(Recorded data)
============================================================

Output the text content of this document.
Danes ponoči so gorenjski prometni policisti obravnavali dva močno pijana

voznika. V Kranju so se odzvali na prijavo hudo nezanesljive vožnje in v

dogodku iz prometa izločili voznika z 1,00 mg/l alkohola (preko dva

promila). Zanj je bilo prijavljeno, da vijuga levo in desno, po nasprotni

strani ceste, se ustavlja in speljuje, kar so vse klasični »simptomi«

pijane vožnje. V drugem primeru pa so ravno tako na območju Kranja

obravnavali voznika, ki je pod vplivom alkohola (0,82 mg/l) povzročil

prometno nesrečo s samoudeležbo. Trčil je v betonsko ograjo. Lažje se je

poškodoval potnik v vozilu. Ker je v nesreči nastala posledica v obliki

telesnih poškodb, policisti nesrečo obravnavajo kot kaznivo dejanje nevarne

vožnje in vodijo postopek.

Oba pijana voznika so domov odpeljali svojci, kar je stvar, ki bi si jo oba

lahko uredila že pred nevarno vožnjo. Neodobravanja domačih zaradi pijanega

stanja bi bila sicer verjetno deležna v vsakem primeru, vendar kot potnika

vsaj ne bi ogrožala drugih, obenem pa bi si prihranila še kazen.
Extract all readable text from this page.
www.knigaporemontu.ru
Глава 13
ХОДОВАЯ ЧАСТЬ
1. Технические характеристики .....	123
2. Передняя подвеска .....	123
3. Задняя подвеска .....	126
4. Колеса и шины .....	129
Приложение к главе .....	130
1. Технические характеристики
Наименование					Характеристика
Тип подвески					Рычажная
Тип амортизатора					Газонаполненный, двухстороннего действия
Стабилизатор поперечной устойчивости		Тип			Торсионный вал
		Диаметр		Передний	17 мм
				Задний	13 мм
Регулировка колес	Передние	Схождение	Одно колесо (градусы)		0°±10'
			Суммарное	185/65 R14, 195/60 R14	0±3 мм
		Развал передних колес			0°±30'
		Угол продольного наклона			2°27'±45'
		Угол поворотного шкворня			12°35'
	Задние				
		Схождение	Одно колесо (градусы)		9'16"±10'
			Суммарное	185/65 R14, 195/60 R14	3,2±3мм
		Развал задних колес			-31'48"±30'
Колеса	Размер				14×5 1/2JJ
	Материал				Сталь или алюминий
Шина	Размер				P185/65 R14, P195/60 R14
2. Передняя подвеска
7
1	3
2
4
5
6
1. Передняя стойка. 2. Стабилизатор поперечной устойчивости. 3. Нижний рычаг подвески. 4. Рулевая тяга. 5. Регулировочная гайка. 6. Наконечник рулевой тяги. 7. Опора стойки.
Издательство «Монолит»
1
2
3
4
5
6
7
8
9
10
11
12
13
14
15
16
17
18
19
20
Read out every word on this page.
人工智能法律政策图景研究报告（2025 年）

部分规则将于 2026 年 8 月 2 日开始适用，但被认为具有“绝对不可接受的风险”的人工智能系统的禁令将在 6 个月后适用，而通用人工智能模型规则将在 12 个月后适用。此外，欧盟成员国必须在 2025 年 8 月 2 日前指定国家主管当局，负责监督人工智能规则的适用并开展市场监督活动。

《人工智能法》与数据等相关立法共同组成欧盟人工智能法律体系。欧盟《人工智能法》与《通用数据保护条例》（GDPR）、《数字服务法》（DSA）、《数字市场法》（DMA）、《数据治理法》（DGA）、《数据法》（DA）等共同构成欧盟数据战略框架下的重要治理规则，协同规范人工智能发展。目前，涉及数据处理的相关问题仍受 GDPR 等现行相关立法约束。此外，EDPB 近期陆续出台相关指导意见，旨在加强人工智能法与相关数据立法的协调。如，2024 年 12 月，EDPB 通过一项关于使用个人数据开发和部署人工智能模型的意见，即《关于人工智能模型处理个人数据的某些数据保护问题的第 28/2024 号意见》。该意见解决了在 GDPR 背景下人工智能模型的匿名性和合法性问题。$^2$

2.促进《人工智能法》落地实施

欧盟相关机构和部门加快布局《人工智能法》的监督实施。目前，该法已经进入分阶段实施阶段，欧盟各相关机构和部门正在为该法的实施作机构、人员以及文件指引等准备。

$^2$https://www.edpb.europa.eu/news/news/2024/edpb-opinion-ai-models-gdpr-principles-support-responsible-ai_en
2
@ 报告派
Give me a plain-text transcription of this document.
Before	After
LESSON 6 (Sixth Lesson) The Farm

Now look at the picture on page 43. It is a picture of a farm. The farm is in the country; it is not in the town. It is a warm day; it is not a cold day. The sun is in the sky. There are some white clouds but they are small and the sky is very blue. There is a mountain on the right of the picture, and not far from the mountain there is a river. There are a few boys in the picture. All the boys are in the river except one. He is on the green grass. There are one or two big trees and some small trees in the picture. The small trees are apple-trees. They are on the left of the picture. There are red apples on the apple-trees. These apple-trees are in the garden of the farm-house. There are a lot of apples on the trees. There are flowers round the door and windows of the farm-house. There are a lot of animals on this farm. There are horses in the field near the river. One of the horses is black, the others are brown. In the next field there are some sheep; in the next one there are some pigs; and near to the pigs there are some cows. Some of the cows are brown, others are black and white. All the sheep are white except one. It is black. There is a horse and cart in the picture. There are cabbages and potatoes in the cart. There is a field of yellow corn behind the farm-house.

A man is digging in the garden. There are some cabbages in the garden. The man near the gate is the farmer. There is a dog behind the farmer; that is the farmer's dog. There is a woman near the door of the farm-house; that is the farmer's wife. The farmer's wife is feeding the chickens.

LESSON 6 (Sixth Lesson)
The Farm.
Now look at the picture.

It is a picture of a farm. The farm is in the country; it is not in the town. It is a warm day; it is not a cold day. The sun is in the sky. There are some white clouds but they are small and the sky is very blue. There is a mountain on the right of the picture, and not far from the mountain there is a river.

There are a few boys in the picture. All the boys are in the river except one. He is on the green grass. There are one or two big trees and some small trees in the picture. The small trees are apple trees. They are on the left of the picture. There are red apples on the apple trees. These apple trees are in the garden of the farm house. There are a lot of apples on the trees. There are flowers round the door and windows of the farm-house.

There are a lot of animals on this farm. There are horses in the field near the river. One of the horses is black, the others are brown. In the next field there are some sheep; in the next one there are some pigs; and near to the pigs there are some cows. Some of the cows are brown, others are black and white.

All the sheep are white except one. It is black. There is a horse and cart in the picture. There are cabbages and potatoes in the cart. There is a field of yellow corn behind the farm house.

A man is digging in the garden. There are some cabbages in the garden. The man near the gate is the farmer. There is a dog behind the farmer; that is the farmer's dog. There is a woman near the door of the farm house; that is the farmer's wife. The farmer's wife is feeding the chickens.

============================================================

Instructions for the task:
In the records above, find the lines containing "подвеска" and copy them.

The solution:
2. Передняя подвеска .....	123
3. Задняя подвеска .....	126
2. Передняя подвеска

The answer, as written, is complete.